WHAT IS EXPECTED
Leaving out the pictures, transcribe all of the records faithfully.

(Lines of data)
——
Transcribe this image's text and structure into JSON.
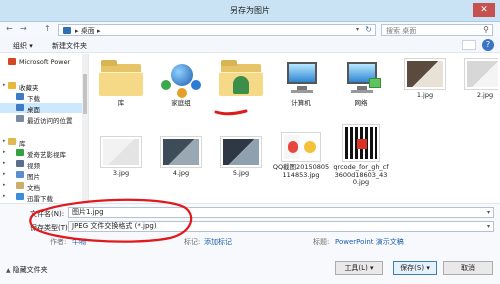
{
  "window": {
    "title": "另存为图片",
    "close_glyph": "✕"
  },
  "address": {
    "crumbs": "▸  桌面  ▸",
    "back_glyph": "←",
    "forward_glyph": "→",
    "up_glyph": "↑",
    "refresh_glyph": "↻",
    "search_placeholder": "搜索 桌面"
  },
  "toolbar": {
    "organize": "组织 ▾",
    "new_folder": "新建文件夹",
    "help": "?"
  },
  "sidebar": {
    "items": [
      {
        "label": "Microsoft Power",
        "icon": "powerpoint-icon",
        "color": "#d24726"
      },
      {
        "label": "收藏夹",
        "icon": "star-icon",
        "color": "#e8b83a"
      },
      {
        "label": "下载",
        "icon": "download-folder-icon",
        "color": "#3d7bc4"
      },
      {
        "label": "桌面",
        "icon": "desktop-icon",
        "color": "#3d7bc4"
      },
      {
        "label": "最近访问的位置",
        "icon": "recent-places-icon",
        "color": "#7a8aa0"
      },
      {
        "label": "库",
        "icon": "library-icon",
        "color": "#e0b84e"
      },
      {
        "label": "爱奇艺影视库",
        "icon": "video-library-icon",
        "color": "#35a13c"
      },
      {
        "label": "视频",
        "icon": "video-icon",
        "color": "#5a6f8c"
      },
      {
        "label": "图片",
        "icon": "pictures-icon",
        "color": "#5a8fcf"
      },
      {
        "label": "文档",
        "icon": "documents-icon",
        "color": "#c9b06a"
      },
      {
        "label": "迅雷下载",
        "icon": "thunder-download-icon",
        "color": "#3c8fd6"
      }
    ]
  },
  "files": [
    {
      "name": "库",
      "icon": "library-folder-icon"
    },
    {
      "name": "家庭组",
      "icon": "homegroup-icon"
    },
    {
      "name": "",
      "icon": "user-folder-icon"
    },
    {
      "name": "计算机",
      "icon": "computer-icon"
    },
    {
      "name": "网络",
      "icon": "network-icon"
    },
    {
      "name": "1.jpg",
      "icon": "image-thumb"
    },
    {
      "name": "2.jpg",
      "icon": "image-thumb"
    },
    {
      "name": "3.jpg",
      "icon": "image-thumb"
    },
    {
      "name": "4.jpg",
      "icon": "image-thumb"
    },
    {
      "name": "5.jpg",
      "icon": "image-thumb"
    },
    {
      "name": "QQ截图20150805114853.jpg",
      "icon": "image-thumb"
    },
    {
      "name": "qrcode_for_gh_cf3600d18603_430.jpg",
      "icon": "qrcode-thumb"
    }
  ],
  "form": {
    "filename_label": "文件名(N):",
    "filename_value": "图片1.jpg",
    "type_label": "保存类型(T):",
    "type_value": "JPEG 文件交换格式 (*.jpg)",
    "authors_label": "作者:",
    "authors_value": "牛嗝",
    "tags_label": "标记:",
    "tags_value": "添加标记",
    "title_label": "标题:",
    "title_value": "PowerPoint 演示文稿"
  },
  "footer": {
    "hide_folders": "隐藏文件夹",
    "tools": "工具(L)",
    "save": "保存(S)",
    "cancel": "取消"
  },
  "colors": {
    "annotation_red": "#e0191c",
    "titlebar": "#c9e3f5",
    "selection": "#cce8ff"
  }
}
——
RIGHT ANSWER
Transcribe this image's text and structure into JSON.
{
  "window": {
    "title": "另存为图片",
    "close_glyph": "✕"
  },
  "address": {
    "crumbs": "▸  桌面  ▸",
    "back_glyph": "←",
    "forward_glyph": "→",
    "up_glyph": "↑",
    "refresh_glyph": "↻",
    "search_placeholder": "搜索 桌面"
  },
  "toolbar": {
    "organize": "组织 ▾",
    "new_folder": "新建文件夹",
    "help": "?"
  },
  "sidebar": {
    "items": [
      {
        "label": "Microsoft Power",
        "icon": "powerpoint-icon",
        "color": "#d24726"
      },
      {
        "label": "收藏夹",
        "icon": "star-icon",
        "color": "#e8b83a"
      },
      {
        "label": "下载",
        "icon": "download-folder-icon",
        "color": "#3d7bc4"
      },
      {
        "label": "桌面",
        "icon": "desktop-icon",
        "color": "#3d7bc4"
      },
      {
        "label": "最近访问的位置",
        "icon": "recent-places-icon",
        "color": "#7a8aa0"
      },
      {
        "label": "库",
        "icon": "library-icon",
        "color": "#e0b84e"
      },
      {
        "label": "爱奇艺影视库",
        "icon": "video-library-icon",
        "color": "#35a13c"
      },
      {
        "label": "视频",
        "icon": "video-icon",
        "color": "#5a6f8c"
      },
      {
        "label": "图片",
        "icon": "pictures-icon",
        "color": "#5a8fcf"
      },
      {
        "label": "文档",
        "icon": "documents-icon",
        "color": "#c9b06a"
      },
      {
        "label": "迅雷下载",
        "icon": "thunder-download-icon",
        "color": "#3c8fd6"
      }
    ]
  },
  "files": [
    {
      "name": "库",
      "icon": "library-folder-icon"
    },
    {
      "name": "家庭组",
      "icon": "homegroup-icon"
    },
    {
      "name": "",
      "icon": "user-folder-icon"
    },
    {
      "name": "计算机",
      "icon": "computer-icon"
    },
    {
      "name": "网络",
      "icon": "network-icon"
    },
    {
      "name": "1.jpg",
      "icon": "image-thumb"
    },
    {
      "name": "2.jpg",
      "icon": "image-thumb"
    },
    {
      "name": "3.jpg",
      "icon": "image-thumb"
    },
    {
      "name": "4.jpg",
      "icon": "image-thumb"
    },
    {
      "name": "5.jpg",
      "icon": "image-thumb"
    },
    {
      "name": "QQ截图20150805114853.jpg",
      "icon": "image-thumb"
    },
    {
      "name": "qrcode_for_gh_cf3600d18603_430.jpg",
      "icon": "qrcode-thumb"
    }
  ],
  "form": {
    "filename_label": "文件名(N):",
    "filename_value": "图片1.jpg",
    "type_label": "保存类型(T):",
    "type_value": "JPEG 文件交换格式 (*.jpg)",
    "authors_label": "作者:",
    "authors_value": "牛嗝",
    "tags_label": "标记:",
    "tags_value": "添加标记",
    "title_label": "标题:",
    "title_value": "PowerPoint 演示文稿"
  },
  "footer": {
    "hide_folders": "隐藏文件夹",
    "tools": "工具(L)",
    "save": "保存(S)",
    "cancel": "取消"
  },
  "colors": {
    "annotation_red": "#e0191c",
    "titlebar": "#c9e3f5",
    "selection": "#cce8ff"
  }
}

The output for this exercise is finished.